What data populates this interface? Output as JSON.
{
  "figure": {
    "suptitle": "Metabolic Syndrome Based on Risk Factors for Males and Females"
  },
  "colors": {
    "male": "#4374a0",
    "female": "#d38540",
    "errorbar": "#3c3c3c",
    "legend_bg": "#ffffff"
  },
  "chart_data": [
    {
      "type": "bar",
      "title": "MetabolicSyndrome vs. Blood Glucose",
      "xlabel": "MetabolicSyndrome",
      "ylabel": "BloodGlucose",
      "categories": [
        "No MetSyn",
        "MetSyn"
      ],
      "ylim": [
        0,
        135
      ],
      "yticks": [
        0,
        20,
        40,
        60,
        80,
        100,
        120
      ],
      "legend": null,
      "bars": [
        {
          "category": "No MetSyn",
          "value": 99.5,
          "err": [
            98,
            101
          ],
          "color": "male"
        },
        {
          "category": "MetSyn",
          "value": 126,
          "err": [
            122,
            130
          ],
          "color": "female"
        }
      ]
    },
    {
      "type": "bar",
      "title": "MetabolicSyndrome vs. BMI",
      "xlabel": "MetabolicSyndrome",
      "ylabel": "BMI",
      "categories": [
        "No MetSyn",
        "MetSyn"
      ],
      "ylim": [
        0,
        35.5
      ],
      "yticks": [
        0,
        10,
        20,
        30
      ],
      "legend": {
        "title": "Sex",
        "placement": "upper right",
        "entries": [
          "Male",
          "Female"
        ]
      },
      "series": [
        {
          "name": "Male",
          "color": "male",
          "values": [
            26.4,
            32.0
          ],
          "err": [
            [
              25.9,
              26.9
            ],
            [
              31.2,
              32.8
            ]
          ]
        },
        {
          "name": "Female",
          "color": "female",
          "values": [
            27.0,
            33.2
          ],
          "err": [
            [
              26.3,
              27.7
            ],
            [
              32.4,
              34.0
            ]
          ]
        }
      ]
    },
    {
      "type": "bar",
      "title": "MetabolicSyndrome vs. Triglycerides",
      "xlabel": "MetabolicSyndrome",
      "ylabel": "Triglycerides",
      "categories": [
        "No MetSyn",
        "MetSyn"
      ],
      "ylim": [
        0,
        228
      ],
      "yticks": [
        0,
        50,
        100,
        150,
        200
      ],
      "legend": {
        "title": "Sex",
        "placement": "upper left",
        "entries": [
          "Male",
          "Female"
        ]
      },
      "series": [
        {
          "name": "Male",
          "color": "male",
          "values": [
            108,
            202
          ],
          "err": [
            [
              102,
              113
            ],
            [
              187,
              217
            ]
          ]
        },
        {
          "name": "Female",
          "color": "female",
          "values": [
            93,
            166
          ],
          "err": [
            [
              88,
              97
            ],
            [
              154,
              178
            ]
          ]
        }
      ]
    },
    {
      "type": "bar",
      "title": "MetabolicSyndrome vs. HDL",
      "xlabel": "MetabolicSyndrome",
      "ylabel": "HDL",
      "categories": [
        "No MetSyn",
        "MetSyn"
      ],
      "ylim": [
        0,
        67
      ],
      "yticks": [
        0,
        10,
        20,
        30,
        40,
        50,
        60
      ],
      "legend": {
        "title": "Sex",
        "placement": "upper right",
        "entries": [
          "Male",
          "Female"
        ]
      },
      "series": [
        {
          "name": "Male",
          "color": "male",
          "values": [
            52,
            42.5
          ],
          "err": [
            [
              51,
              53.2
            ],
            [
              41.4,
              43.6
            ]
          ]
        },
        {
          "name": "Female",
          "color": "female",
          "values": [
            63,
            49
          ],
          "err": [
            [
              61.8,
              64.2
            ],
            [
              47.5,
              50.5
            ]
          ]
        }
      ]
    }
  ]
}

· · · · · · ·

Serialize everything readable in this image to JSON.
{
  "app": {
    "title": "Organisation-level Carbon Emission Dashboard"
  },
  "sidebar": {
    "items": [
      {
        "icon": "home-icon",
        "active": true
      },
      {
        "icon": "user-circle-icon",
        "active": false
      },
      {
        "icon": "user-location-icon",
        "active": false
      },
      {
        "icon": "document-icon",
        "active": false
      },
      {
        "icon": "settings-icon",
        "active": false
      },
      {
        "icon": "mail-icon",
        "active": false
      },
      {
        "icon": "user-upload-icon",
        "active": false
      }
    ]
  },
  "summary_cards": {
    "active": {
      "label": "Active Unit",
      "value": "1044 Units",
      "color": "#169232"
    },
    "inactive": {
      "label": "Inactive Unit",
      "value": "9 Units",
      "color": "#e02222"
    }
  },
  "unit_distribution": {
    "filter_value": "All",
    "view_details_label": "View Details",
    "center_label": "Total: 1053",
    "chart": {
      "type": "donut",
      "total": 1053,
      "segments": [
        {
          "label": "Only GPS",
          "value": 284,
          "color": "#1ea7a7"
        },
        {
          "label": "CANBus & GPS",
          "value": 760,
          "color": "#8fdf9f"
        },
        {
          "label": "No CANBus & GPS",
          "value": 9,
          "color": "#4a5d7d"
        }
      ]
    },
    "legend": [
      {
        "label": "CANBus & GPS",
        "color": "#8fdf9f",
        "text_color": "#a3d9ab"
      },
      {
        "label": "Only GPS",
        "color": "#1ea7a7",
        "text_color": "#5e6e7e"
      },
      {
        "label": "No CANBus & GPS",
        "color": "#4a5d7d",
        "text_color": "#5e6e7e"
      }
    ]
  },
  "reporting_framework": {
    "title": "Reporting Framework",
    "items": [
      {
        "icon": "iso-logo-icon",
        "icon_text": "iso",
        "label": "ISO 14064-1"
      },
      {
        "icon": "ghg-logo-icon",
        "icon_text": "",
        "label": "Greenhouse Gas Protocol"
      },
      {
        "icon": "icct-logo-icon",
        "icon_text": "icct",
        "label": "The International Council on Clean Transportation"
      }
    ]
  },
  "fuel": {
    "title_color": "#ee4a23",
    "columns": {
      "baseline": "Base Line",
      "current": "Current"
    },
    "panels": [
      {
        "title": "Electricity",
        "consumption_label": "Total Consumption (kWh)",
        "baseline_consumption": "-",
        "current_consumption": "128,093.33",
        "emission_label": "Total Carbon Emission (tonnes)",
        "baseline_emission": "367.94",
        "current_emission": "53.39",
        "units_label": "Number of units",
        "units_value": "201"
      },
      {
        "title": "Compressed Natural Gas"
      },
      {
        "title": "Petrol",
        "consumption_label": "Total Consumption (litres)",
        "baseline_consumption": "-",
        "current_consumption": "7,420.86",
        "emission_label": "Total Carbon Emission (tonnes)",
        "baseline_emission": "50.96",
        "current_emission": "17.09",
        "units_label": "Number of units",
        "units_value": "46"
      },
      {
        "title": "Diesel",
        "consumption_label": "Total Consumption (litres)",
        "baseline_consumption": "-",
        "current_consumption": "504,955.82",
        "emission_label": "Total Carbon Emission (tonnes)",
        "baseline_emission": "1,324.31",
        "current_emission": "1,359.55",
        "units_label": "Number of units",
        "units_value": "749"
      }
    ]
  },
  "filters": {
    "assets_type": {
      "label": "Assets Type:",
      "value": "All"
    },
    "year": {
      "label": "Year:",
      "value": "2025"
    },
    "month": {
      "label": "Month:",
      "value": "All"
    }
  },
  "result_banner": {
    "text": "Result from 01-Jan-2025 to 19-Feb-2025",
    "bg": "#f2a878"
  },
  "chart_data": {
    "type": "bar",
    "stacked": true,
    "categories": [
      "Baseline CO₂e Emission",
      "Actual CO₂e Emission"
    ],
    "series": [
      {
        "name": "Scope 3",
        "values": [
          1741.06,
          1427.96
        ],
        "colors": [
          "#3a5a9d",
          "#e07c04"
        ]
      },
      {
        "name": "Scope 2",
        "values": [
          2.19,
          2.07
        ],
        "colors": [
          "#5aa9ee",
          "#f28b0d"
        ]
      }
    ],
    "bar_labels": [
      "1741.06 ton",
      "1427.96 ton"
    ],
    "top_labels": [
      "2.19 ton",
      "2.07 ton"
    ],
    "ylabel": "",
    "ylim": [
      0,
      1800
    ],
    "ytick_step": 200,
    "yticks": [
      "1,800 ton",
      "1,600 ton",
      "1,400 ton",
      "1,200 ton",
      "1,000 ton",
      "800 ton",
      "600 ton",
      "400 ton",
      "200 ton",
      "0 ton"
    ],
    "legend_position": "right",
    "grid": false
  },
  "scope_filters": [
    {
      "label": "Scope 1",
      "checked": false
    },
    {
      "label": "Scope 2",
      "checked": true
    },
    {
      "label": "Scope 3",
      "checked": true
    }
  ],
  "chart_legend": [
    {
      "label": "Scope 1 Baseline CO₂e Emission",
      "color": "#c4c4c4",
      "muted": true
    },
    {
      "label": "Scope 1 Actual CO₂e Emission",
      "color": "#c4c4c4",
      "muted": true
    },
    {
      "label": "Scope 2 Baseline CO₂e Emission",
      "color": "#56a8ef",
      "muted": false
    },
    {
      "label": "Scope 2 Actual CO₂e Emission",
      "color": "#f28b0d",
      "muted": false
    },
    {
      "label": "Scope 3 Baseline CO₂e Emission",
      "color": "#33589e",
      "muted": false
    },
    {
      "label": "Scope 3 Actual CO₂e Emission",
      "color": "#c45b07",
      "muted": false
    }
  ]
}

· · · · · · ·

▶ _Your goal_: Respond with nothing but the number of lines in the entries that contain the string "JSON".

▶ _Right answer_: 2